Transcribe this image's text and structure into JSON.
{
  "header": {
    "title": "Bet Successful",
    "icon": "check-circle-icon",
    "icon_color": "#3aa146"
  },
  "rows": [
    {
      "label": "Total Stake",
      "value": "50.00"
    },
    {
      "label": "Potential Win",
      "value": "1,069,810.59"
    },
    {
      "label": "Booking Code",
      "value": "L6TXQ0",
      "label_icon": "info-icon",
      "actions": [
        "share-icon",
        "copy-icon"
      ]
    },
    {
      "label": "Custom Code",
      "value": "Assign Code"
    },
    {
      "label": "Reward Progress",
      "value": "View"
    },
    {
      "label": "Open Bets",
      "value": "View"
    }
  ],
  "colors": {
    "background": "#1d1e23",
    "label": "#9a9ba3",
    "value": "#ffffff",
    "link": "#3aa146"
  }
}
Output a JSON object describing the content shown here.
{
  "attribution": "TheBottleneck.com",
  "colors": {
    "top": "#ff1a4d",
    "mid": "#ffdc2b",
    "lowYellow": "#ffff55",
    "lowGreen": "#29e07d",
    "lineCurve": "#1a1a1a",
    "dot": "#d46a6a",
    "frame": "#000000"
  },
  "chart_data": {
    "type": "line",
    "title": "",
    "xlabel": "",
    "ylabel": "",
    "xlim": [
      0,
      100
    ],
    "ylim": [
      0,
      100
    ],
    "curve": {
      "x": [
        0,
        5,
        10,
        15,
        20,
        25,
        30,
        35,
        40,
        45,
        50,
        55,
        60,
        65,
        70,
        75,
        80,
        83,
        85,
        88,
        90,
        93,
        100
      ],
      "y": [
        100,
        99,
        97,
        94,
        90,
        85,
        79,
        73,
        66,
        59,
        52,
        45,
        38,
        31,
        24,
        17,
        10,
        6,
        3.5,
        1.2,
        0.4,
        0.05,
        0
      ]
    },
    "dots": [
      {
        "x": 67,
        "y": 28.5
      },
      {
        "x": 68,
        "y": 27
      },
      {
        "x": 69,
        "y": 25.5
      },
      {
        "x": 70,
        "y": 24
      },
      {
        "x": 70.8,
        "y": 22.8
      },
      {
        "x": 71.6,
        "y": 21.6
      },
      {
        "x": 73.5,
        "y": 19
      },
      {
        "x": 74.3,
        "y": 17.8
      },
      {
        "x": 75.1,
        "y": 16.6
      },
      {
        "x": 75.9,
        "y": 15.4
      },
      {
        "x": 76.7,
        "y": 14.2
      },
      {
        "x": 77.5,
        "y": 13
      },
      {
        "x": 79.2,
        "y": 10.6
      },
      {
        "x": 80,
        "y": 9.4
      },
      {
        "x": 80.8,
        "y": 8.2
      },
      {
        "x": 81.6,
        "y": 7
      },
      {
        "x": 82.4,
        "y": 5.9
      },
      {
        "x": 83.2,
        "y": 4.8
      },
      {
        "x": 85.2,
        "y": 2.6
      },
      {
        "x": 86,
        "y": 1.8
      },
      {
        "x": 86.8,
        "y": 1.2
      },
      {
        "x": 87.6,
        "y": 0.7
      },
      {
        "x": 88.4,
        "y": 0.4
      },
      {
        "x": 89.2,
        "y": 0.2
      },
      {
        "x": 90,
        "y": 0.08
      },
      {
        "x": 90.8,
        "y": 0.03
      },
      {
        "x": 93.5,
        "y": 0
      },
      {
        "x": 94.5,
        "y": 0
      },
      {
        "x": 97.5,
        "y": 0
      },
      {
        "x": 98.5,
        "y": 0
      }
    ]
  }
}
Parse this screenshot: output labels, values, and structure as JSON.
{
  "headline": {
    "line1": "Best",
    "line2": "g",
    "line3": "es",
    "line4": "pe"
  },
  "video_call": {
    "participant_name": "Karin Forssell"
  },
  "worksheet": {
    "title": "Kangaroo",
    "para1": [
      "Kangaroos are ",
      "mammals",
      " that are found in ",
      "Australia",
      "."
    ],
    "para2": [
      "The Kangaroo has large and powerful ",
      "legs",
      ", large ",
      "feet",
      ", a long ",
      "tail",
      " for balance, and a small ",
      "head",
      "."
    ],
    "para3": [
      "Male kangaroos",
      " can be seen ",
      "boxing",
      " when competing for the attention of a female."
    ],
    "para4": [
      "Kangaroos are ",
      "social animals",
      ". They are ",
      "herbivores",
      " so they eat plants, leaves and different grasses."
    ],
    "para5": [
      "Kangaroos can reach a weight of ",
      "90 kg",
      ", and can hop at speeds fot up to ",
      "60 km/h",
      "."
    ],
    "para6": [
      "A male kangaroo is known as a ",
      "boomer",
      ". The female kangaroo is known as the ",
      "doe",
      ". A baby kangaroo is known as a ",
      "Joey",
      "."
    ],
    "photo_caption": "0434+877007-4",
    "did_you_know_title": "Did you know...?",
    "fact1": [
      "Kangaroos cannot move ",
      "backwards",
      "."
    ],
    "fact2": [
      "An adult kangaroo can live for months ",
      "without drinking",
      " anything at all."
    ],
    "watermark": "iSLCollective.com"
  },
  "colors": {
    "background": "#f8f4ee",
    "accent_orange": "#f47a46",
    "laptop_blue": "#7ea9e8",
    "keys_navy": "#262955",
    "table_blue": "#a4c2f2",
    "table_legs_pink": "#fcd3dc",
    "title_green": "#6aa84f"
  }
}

______________________________

**Given instruction**
Write out all the data again, exactly as it appears.

**Correct result**
Transcribe this image's text and structure into JSON.
{
  "header": {
    "title": "Bet Successful",
    "icon": "check-circle-icon",
    "icon_color": "#3aa146"
  },
  "rows": [
    {
      "label": "Total Stake",
      "value": "50.00"
    },
    {
      "label": "Potential Win",
      "value": "1,069,810.59"
    },
    {
      "label": "Booking Code",
      "value": "L6TXQ0",
      "label_icon": "info-icon",
      "actions": [
        "share-icon",
        "copy-icon"
      ]
    },
    {
      "label": "Custom Code",
      "value": "Assign Code"
    },
    {
      "label": "Reward Progress",
      "value": "View"
    },
    {
      "label": "Open Bets",
      "value": "View"
    }
  ],
  "colors": {
    "background": "#1d1e23",
    "label": "#9a9ba3",
    "value": "#ffffff",
    "link": "#3aa146"
  }
}
Output a JSON object describing the content shown here.
{
  "attribution": "TheBottleneck.com",
  "colors": {
    "top": "#ff1a4d",
    "mid": "#ffdc2b",
    "lowYellow": "#ffff55",
    "lowGreen": "#29e07d",
    "lineCurve": "#1a1a1a",
    "dot": "#d46a6a",
    "frame": "#000000"
  },
  "chart_data": {
    "type": "line",
    "title": "",
    "xlabel": "",
    "ylabel": "",
    "xlim": [
      0,
      100
    ],
    "ylim": [
      0,
      100
    ],
    "curve": {
      "x": [
        0,
        5,
        10,
        15,
        20,
        25,
        30,
        35,
        40,
        45,
        50,
        55,
        60,
        65,
        70,
        75,
        80,
        83,
        85,
        88,
        90,
        93,
        100
      ],
      "y": [
        100,
        99,
        97,
        94,
        90,
        85,
        79,
        73,
        66,
        59,
        52,
        45,
        38,
        31,
        24,
        17,
        10,
        6,
        3.5,
        1.2,
        0.4,
        0.05,
        0
      ]
    },
    "dots": [
      {
        "x": 67,
        "y": 28.5
      },
      {
        "x": 68,
        "y": 27
      },
      {
        "x": 69,
        "y": 25.5
      },
      {
        "x": 70,
        "y": 24
      },
      {
        "x": 70.8,
        "y": 22.8
      },
      {
        "x": 71.6,
        "y": 21.6
      },
      {
        "x": 73.5,
        "y": 19
      },
      {
        "x": 74.3,
        "y": 17.8
      },
      {
        "x": 75.1,
        "y": 16.6
      },
      {
        "x": 75.9,
        "y": 15.4
      },
      {
        "x": 76.7,
        "y": 14.2
      },
      {
        "x": 77.5,
        "y": 13
      },
      {
        "x": 79.2,
        "y": 10.6
      },
      {
        "x": 80,
        "y": 9.4
      },
      {
        "x": 80.8,
        "y": 8.2
      },
      {
        "x": 81.6,
        "y": 7
      },
      {
        "x": 82.4,
        "y": 5.9
      },
      {
        "x": 83.2,
        "y": 4.8
      },
      {
        "x": 85.2,
        "y": 2.6
      },
      {
        "x": 86,
        "y": 1.8
      },
      {
        "x": 86.8,
        "y": 1.2
      },
      {
        "x": 87.6,
        "y": 0.7
      },
      {
        "x": 88.4,
        "y": 0.4
      },
      {
        "x": 89.2,
        "y": 0.2
      },
      {
        "x": 90,
        "y": 0.08
      },
      {
        "x": 90.8,
        "y": 0.03
      },
      {
        "x": 93.5,
        "y": 0
      },
      {
        "x": 94.5,
        "y": 0
      },
      {
        "x": 97.5,
        "y": 0
      },
      {
        "x": 98.5,
        "y": 0
      }
    ]
  }
}
Parse this screenshot: output labels, values, and structure as JSON.
{
  "headline": {
    "line1": "Best",
    "line2": "g",
    "line3": "es",
    "line4": "pe"
  },
  "video_call": {
    "participant_name": "Karin Forssell"
  },
  "worksheet": {
    "title": "Kangaroo",
    "para1": [
      "Kangaroos are ",
      "mammals",
      " that are found in ",
      "Australia",
      "."
    ],
    "para2": [
      "The Kangaroo has large and powerful ",
      "legs",
      ", large ",
      "feet",
      ", a long ",
      "tail",
      " for balance, and a small ",
      "head",
      "."
    ],
    "para3": [
      "Male kangaroos",
      " can be seen ",
      "boxing",
      " when competing for the attention of a female."
    ],
    "para4": [
      "Kangaroos are ",
      "social animals",
      ". They are ",
      "herbivores",
      " so they eat plants, leaves and different grasses."
    ],
    "para5": [
      "Kangaroos can reach a weight of ",
      "90 kg",
      ", and can hop at speeds fot up to ",
      "60 km/h",
      "."
    ],
    "para6": [
      "A male kangaroo is known as a ",
      "boomer",
      ". The female kangaroo is known as the ",
      "doe",
      ". A baby kangaroo is known as a ",
      "Joey",
      "."
    ],
    "photo_caption": "0434+877007-4",
    "did_you_know_title": "Did you know...?",
    "fact1": [
      "Kangaroos cannot move ",
      "backwards",
      "."
    ],
    "fact2": [
      "An adult kangaroo can live for months ",
      "without drinking",
      " anything at all."
    ],
    "watermark": "iSLCollective.com"
  },
  "colors": {
    "background": "#f8f4ee",
    "accent_orange": "#f47a46",
    "laptop_blue": "#7ea9e8",
    "keys_navy": "#262955",
    "table_blue": "#a4c2f2",
    "table_legs_pink": "#fcd3dc",
    "title_green": "#6aa84f"
  }
}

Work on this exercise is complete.